[Dataset items]
+-------+

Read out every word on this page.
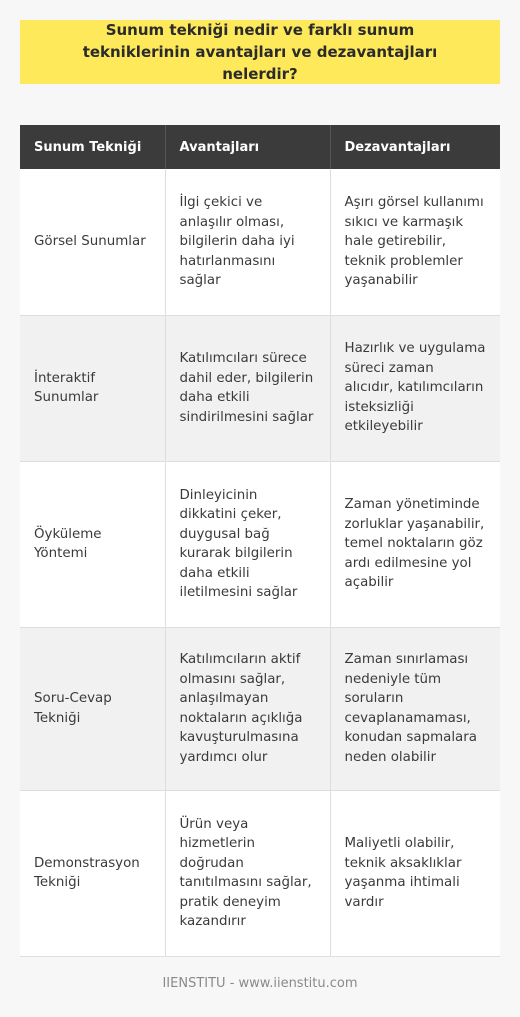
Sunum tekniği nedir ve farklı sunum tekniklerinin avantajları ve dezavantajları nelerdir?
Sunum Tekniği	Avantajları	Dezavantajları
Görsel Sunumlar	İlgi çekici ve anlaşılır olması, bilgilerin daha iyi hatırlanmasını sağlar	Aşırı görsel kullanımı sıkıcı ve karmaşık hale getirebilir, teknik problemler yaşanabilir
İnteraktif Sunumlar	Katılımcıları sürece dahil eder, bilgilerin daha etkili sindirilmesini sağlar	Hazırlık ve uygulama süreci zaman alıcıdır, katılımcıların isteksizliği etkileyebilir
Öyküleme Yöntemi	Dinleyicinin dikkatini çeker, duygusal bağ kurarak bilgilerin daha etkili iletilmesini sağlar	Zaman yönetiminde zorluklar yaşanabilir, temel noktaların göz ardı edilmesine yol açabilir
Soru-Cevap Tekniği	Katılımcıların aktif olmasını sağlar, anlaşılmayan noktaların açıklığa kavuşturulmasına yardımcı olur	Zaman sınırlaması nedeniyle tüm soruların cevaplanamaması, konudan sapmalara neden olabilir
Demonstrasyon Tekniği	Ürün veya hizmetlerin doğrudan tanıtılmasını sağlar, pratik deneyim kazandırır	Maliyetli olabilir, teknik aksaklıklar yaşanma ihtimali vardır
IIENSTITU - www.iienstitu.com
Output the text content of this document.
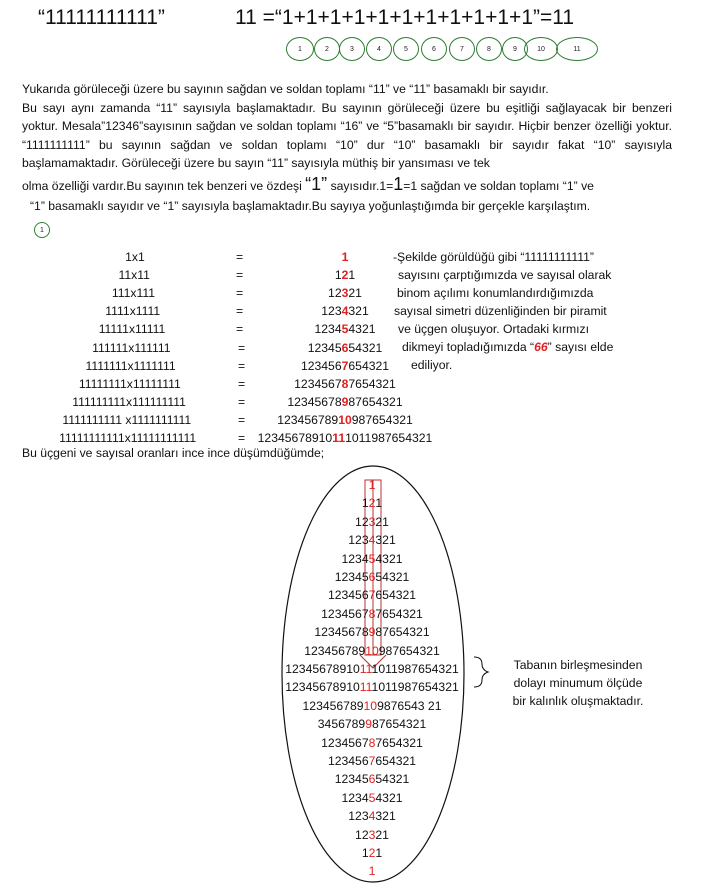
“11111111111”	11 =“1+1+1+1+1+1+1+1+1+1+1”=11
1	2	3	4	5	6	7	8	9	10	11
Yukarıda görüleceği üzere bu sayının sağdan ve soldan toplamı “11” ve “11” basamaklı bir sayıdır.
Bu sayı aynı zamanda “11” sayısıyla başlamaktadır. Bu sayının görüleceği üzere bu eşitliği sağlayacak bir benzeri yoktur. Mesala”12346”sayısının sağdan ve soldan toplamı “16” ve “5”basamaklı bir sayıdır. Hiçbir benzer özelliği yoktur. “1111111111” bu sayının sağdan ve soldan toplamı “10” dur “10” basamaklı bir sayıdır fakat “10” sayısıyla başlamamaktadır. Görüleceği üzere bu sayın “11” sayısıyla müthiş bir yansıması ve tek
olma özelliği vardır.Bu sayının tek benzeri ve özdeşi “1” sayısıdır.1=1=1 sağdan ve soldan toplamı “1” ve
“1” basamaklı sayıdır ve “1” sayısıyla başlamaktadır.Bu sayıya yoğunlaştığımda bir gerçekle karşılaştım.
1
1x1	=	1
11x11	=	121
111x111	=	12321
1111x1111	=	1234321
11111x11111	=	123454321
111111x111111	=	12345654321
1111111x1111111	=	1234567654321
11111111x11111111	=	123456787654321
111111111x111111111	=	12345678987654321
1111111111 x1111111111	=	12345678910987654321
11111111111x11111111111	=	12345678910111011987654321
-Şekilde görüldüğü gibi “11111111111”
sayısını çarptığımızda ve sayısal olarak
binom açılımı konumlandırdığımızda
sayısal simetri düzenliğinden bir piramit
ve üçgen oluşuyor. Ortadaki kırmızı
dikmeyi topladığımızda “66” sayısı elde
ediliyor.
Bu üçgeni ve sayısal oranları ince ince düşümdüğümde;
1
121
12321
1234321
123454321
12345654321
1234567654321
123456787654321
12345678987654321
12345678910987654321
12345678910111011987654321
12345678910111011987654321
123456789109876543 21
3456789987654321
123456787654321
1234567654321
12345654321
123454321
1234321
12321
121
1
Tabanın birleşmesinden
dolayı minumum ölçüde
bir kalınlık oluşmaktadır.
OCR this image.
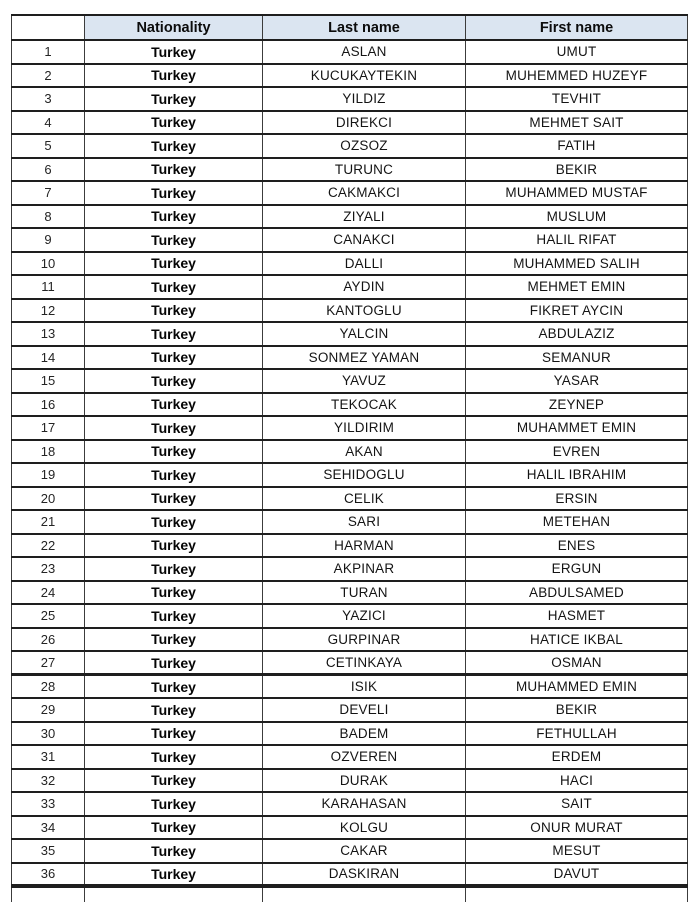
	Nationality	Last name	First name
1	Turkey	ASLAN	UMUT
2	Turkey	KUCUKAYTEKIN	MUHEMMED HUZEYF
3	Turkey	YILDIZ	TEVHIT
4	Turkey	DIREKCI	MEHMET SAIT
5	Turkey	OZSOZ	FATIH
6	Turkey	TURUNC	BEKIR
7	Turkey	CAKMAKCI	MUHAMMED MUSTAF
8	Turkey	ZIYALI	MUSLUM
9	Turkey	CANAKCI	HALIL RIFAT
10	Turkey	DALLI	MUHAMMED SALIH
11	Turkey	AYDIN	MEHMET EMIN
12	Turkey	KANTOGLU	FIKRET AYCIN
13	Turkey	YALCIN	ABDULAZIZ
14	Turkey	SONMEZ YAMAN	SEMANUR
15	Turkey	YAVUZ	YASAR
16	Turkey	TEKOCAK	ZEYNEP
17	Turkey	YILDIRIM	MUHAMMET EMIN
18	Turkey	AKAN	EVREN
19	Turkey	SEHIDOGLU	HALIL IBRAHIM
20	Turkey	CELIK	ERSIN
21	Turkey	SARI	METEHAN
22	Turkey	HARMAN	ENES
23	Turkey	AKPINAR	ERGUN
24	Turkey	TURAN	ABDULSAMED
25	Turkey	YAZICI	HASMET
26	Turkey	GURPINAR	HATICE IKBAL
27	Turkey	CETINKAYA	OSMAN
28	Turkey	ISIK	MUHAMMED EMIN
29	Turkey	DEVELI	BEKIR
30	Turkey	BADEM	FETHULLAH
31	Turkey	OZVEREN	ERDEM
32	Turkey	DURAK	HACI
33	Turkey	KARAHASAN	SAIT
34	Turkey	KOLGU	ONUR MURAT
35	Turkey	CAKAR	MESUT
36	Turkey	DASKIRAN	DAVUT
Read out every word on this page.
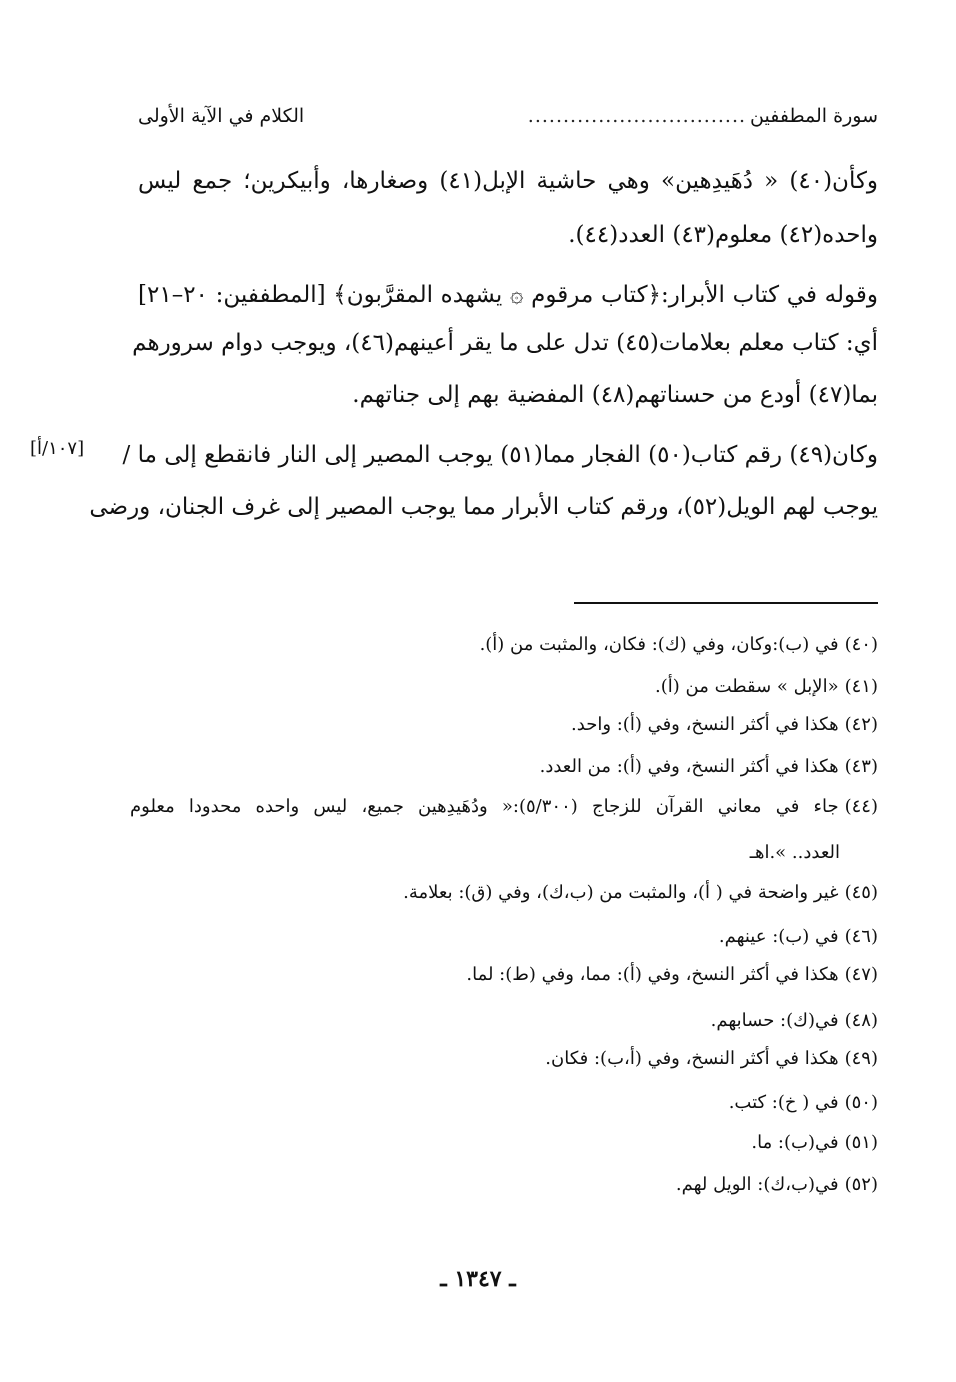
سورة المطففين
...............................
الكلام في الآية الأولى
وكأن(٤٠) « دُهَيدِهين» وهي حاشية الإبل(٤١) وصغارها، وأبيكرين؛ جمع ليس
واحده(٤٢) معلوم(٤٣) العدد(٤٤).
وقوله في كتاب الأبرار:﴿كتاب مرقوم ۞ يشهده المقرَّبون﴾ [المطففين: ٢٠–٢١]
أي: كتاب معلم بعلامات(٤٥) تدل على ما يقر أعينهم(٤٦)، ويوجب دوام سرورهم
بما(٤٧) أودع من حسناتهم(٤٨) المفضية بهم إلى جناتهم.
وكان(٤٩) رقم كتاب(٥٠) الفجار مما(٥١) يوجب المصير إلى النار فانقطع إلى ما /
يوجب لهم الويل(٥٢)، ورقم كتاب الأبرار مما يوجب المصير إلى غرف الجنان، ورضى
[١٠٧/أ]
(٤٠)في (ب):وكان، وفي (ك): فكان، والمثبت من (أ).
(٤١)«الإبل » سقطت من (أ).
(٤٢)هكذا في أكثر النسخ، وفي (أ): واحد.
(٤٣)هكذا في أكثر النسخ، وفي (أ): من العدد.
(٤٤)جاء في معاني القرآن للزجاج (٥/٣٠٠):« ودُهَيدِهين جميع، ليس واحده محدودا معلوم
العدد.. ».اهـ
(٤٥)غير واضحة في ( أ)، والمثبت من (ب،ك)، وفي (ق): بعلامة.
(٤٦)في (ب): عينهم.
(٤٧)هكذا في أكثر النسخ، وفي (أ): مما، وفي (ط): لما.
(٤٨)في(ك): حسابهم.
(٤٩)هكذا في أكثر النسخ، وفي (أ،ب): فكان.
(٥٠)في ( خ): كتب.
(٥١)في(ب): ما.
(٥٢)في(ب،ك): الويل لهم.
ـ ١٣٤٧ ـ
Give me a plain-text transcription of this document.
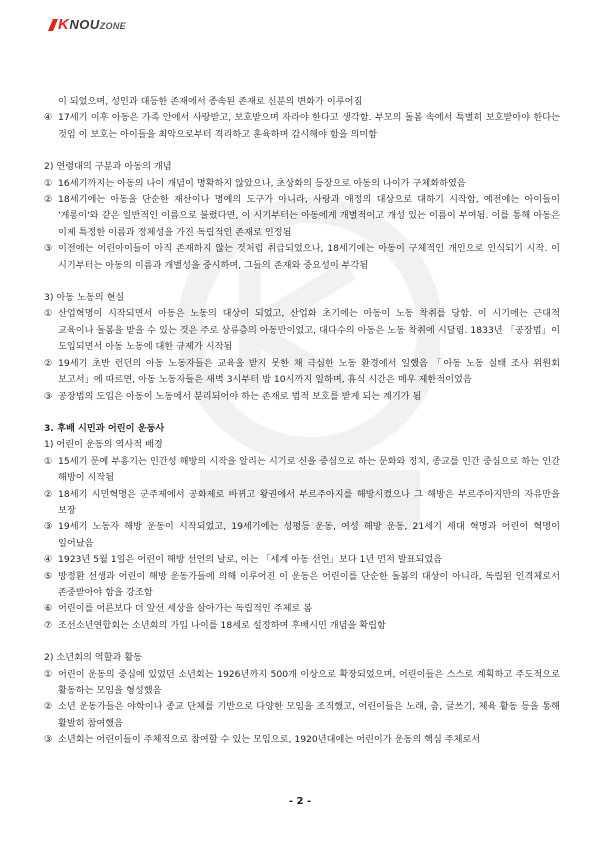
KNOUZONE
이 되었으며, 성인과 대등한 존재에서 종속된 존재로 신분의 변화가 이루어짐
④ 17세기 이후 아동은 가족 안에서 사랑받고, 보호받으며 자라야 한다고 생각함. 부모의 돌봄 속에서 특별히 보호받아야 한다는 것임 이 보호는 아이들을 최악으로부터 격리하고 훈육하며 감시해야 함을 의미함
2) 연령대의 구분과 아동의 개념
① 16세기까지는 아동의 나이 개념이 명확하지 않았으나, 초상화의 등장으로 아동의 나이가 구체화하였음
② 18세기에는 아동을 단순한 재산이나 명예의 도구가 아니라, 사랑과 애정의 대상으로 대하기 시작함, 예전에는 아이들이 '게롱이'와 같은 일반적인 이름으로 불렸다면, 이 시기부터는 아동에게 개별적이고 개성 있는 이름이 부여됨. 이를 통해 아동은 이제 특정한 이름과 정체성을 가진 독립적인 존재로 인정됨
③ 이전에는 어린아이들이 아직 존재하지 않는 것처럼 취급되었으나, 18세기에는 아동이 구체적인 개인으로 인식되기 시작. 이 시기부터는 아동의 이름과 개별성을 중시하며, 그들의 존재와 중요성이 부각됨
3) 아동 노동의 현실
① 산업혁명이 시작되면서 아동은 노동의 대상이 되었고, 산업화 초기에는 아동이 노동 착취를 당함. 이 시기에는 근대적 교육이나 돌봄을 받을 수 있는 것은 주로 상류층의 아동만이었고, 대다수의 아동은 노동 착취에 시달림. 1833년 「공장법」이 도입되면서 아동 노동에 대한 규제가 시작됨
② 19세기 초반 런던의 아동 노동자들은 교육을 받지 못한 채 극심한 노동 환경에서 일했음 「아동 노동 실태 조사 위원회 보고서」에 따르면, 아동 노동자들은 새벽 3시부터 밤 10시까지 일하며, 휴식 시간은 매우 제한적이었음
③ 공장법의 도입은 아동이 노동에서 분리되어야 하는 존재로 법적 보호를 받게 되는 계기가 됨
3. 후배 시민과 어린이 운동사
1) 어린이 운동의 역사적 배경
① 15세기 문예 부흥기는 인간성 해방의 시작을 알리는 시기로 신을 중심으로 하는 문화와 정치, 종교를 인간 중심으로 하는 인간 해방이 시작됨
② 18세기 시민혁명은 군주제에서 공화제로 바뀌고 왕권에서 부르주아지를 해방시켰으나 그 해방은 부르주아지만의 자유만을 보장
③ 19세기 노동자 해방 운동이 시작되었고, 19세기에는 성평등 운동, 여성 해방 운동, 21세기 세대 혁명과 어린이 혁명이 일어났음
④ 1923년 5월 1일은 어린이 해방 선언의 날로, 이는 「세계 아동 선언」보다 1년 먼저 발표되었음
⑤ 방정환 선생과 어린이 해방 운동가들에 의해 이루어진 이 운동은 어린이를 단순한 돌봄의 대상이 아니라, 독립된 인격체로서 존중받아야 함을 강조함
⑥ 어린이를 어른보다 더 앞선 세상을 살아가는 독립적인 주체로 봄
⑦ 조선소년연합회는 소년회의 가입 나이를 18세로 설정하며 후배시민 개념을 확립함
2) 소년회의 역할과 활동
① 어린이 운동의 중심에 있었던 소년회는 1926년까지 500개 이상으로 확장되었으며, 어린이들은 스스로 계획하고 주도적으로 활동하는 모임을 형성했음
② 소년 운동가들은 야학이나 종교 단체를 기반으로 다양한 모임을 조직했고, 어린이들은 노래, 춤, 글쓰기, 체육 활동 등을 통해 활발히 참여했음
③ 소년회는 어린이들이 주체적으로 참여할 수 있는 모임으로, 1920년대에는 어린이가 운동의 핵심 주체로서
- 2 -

+-------+

**What you are asked to do**
Search the listing for the word "أكثر". Copy every line in which it occurs.

**Answer in full**
(٤٢)هكذا في أكثر النسخ، وفي (أ): واحد.
(٤٣)هكذا في أكثر النسخ، وفي (أ): من العدد.
(٤٧)هكذا في أكثر النسخ، وفي (أ): مما، وفي (ط): لما.
(٤٩)هكذا في أكثر النسخ، وفي (أ،ب): فكان.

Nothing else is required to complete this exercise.